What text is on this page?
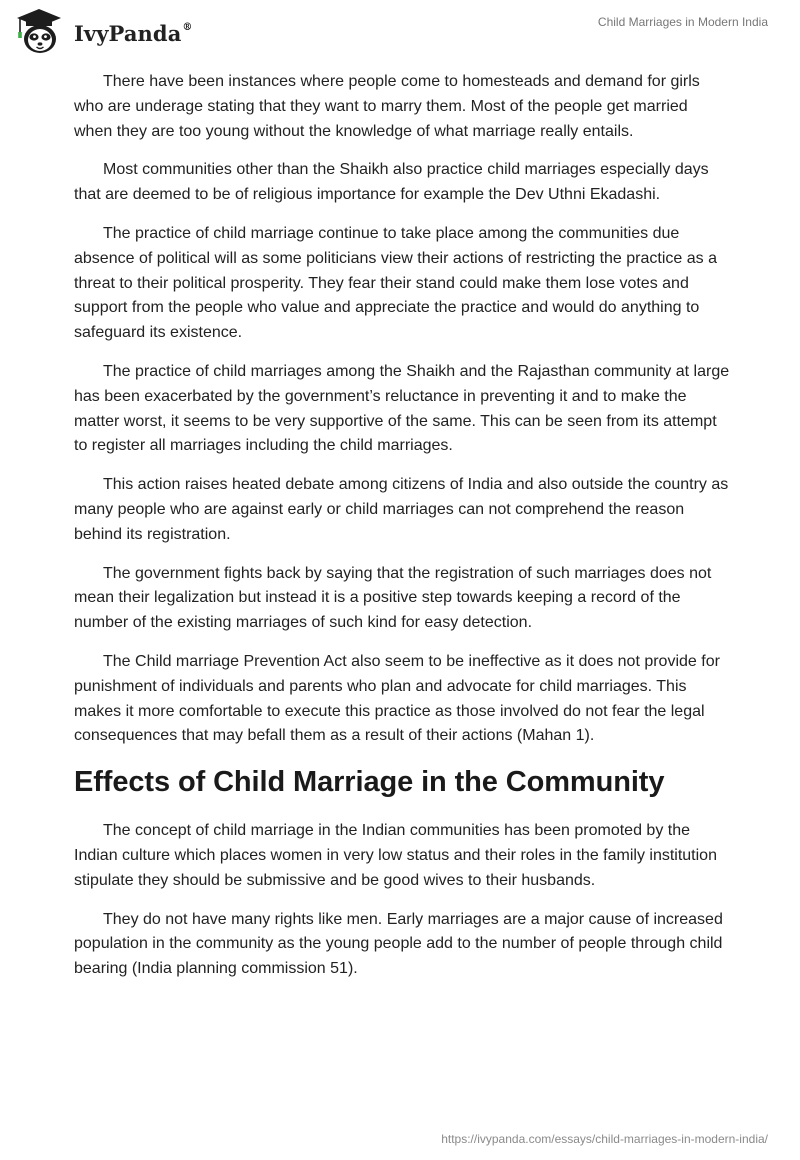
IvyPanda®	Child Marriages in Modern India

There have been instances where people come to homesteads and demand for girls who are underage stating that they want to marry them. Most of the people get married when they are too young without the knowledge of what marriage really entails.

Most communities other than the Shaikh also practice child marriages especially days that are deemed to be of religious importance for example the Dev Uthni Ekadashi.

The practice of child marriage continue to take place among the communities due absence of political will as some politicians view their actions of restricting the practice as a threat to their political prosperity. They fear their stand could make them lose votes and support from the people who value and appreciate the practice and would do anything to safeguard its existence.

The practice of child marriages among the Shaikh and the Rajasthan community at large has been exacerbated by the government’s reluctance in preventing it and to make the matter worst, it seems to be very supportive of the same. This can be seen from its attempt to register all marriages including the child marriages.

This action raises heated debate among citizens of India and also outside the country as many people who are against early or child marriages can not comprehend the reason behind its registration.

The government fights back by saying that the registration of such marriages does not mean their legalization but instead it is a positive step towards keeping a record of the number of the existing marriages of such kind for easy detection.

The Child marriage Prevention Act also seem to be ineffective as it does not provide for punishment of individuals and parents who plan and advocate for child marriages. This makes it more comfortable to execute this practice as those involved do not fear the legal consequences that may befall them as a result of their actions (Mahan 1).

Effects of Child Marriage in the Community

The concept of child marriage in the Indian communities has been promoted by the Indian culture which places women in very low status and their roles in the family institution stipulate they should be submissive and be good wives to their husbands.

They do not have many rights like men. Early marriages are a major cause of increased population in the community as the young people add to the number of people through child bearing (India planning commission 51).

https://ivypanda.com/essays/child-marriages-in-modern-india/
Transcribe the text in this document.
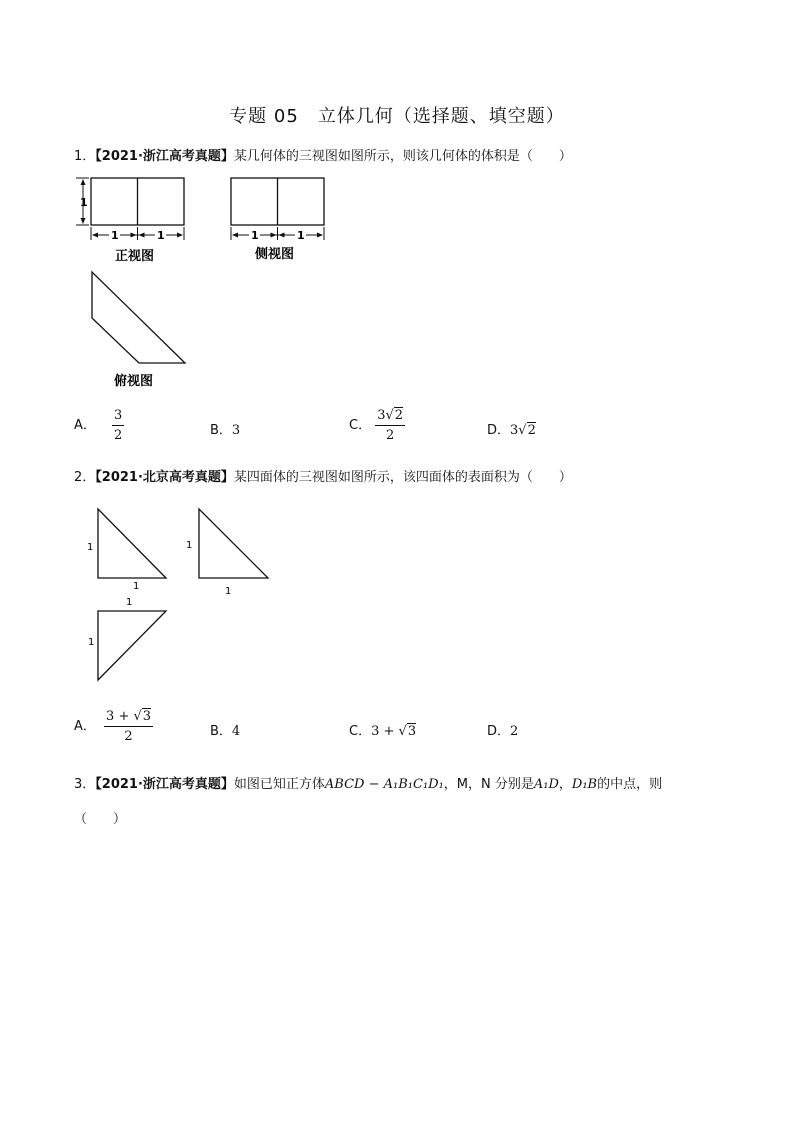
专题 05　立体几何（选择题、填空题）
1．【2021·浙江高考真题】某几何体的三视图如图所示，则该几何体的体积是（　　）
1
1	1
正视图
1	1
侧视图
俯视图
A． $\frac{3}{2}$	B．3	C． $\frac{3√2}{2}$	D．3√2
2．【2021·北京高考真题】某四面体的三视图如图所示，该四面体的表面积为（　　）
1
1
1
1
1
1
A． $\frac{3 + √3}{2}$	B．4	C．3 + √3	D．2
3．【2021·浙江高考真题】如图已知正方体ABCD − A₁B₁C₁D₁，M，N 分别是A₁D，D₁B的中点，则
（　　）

Task details: Within the entries above, report how many lines include "been", and keep the answer to the number.

Answer to this exercise: 3